*Exercise prompt*
Give the data below again, word for word.

*Listed records*
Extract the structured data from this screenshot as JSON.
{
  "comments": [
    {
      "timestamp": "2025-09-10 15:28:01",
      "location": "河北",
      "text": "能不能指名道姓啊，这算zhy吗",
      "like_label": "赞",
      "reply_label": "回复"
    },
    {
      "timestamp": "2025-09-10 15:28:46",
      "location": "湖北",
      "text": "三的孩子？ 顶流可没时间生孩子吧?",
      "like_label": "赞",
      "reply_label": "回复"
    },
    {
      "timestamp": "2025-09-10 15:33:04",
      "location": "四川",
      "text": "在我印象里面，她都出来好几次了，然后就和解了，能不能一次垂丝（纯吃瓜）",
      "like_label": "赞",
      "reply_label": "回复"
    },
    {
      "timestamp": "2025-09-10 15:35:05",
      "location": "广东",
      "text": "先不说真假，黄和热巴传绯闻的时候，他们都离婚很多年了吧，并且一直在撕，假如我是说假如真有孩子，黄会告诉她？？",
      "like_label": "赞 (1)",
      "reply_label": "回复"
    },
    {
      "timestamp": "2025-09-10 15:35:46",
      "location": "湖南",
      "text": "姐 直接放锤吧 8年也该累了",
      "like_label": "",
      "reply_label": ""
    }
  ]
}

*Solution to this task*
Extract the structured data from this screenshot as JSON.
{
  "comments": [
    {
      "timestamp": "2025-09-10 15:28:01",
      "location": "河北",
      "text": "能不能指名道姓啊，这算zhy吗",
      "like_label": "赞",
      "reply_label": "回复"
    },
    {
      "timestamp": "2025-09-10 15:28:46",
      "location": "湖北",
      "text": "三的孩子？ 顶流可没时间生孩子吧?",
      "like_label": "赞",
      "reply_label": "回复"
    },
    {
      "timestamp": "2025-09-10 15:33:04",
      "location": "四川",
      "text": "在我印象里面，她都出来好几次了，然后就和解了，能不能一次垂丝（纯吃瓜）",
      "like_label": "赞",
      "reply_label": "回复"
    },
    {
      "timestamp": "2025-09-10 15:35:05",
      "location": "广东",
      "text": "先不说真假，黄和热巴传绯闻的时候，他们都离婚很多年了吧，并且一直在撕，假如我是说假如真有孩子，黄会告诉她？？",
      "like_label": "赞 (1)",
      "reply_label": "回复"
    },
    {
      "timestamp": "2025-09-10 15:35:46",
      "location": "湖南",
      "text": "姐 直接放锤吧 8年也该累了",
      "like_label": "",
      "reply_label": ""
    }
  ]
}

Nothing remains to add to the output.